WORK REQUIRED: Look through the listing for the word "Shares". Copy each line that has it.

DATASET ROWS:
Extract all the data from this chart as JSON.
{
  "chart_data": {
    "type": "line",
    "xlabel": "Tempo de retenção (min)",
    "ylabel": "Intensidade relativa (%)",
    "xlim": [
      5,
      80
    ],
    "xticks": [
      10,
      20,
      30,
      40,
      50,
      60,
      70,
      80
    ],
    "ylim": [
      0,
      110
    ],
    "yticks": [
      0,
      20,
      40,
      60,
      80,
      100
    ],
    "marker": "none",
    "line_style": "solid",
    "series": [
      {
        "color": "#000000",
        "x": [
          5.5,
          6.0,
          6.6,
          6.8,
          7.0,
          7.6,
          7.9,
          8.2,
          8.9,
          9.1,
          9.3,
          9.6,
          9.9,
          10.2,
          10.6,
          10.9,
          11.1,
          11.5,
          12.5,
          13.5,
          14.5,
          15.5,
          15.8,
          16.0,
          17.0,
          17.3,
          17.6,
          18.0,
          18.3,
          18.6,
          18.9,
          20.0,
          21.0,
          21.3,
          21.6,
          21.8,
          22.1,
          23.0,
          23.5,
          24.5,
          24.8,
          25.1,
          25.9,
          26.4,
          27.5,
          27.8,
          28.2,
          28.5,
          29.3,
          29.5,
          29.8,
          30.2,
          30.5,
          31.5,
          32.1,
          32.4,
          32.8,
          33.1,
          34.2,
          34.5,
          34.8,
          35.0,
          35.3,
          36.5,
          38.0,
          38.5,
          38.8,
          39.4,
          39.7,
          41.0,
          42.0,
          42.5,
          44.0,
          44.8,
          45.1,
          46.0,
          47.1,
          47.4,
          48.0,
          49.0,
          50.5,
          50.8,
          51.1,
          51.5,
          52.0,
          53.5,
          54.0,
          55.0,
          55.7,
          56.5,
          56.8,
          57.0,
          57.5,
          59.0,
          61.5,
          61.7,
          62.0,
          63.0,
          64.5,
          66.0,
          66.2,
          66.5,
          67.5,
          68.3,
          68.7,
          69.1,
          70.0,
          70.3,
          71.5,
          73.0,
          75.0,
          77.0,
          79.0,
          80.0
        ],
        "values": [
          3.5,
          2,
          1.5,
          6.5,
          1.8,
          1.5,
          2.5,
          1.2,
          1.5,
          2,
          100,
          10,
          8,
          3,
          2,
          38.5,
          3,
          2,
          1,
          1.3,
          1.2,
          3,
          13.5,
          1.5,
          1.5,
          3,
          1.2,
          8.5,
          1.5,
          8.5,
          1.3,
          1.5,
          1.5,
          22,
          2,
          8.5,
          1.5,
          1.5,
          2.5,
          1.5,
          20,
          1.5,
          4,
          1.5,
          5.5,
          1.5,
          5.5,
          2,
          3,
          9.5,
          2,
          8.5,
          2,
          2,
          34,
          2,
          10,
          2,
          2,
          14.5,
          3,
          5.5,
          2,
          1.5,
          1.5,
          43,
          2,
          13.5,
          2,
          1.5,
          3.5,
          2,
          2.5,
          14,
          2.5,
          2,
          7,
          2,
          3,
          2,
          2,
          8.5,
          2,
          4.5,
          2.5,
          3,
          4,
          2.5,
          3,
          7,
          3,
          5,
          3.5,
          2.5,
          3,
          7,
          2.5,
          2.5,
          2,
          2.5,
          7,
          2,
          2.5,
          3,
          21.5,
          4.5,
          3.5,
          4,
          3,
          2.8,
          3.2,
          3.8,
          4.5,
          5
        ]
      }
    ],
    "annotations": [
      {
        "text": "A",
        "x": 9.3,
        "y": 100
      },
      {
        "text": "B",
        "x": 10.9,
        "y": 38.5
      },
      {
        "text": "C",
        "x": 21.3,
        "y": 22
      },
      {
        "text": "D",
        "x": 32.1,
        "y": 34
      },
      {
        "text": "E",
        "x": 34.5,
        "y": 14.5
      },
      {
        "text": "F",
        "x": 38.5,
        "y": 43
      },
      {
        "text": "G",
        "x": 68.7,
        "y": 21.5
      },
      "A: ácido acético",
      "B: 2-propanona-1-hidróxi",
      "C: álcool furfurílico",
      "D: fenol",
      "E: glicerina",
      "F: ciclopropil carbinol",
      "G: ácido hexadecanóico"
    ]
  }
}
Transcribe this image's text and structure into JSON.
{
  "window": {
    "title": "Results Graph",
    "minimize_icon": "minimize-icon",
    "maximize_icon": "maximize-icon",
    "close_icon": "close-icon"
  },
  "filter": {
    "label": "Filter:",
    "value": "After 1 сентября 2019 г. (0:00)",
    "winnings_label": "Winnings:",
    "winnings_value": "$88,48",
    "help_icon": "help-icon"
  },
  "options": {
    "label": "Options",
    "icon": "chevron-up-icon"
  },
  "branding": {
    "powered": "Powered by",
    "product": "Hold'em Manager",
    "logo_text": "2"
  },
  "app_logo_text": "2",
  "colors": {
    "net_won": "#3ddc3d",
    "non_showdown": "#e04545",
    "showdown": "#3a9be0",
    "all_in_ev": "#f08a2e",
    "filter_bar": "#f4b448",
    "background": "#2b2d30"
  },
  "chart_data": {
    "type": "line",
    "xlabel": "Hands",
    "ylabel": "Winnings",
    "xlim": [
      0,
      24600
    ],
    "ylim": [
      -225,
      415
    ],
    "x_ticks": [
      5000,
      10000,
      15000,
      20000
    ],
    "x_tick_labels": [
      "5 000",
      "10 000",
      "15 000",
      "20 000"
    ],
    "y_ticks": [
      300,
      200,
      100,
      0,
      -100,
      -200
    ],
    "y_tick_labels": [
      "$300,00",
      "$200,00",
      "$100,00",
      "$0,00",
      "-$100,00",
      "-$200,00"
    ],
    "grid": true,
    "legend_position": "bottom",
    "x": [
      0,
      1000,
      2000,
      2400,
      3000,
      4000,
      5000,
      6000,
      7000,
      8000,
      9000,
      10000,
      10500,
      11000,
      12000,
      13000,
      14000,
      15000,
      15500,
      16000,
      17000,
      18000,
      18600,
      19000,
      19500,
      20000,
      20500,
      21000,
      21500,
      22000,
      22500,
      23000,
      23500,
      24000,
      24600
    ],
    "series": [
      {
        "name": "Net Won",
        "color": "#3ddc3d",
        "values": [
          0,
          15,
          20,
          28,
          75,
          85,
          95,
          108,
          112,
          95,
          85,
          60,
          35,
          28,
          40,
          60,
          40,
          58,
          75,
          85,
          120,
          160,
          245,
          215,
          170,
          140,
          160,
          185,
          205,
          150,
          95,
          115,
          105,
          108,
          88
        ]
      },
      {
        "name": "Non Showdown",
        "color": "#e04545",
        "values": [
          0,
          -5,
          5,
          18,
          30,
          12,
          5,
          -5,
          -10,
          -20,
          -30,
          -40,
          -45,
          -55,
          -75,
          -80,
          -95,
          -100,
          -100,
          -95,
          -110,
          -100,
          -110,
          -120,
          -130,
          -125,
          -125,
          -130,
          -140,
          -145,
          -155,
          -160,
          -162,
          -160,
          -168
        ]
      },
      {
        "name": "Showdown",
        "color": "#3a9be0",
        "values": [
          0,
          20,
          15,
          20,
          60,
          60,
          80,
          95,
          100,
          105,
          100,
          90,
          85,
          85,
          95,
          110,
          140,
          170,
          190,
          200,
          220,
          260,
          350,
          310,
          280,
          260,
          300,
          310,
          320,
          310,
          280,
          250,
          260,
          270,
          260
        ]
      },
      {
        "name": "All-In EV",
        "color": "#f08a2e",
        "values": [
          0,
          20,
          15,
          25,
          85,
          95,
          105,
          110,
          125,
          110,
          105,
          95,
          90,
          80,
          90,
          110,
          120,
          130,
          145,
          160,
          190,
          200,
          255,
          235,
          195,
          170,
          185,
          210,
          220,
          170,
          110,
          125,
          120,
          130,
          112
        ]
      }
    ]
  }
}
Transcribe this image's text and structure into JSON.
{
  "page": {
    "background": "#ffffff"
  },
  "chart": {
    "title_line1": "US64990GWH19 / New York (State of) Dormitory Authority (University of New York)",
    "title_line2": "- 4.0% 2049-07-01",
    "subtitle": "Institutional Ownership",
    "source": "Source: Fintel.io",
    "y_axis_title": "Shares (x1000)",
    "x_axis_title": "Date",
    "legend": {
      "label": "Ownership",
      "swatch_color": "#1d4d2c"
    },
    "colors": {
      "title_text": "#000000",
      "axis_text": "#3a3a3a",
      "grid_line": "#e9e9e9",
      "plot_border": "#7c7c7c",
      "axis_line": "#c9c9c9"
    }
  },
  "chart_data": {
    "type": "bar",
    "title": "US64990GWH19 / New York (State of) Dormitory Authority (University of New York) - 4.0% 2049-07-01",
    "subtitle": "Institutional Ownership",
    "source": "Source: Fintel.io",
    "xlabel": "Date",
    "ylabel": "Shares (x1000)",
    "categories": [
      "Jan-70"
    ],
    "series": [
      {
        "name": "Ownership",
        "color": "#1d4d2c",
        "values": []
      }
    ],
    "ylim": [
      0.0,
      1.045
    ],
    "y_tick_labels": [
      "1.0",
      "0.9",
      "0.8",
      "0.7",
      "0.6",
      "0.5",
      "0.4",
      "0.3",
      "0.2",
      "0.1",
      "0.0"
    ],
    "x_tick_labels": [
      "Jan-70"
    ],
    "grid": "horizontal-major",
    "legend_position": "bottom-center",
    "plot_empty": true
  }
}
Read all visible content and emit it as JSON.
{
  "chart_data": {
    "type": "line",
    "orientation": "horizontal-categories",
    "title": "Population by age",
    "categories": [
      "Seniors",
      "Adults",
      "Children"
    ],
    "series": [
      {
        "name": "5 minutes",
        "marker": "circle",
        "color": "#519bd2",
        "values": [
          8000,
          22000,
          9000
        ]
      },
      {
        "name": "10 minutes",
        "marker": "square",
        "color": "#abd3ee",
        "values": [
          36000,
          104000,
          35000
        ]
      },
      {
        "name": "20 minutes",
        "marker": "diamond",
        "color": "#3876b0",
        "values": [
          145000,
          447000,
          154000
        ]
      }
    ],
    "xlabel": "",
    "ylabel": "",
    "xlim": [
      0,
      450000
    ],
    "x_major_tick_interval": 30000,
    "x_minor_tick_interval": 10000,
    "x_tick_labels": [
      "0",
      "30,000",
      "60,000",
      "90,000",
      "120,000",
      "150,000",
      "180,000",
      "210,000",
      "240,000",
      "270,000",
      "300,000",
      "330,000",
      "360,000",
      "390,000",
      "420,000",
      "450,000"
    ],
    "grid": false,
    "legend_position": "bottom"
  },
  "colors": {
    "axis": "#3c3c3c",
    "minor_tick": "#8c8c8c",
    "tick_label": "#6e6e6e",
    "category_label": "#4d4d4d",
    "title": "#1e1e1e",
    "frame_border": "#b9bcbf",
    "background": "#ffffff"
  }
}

FULL OUTPUT:
    "y_axis_title": "Shares (x1000)",
    "ylabel": "Shares (x1000)",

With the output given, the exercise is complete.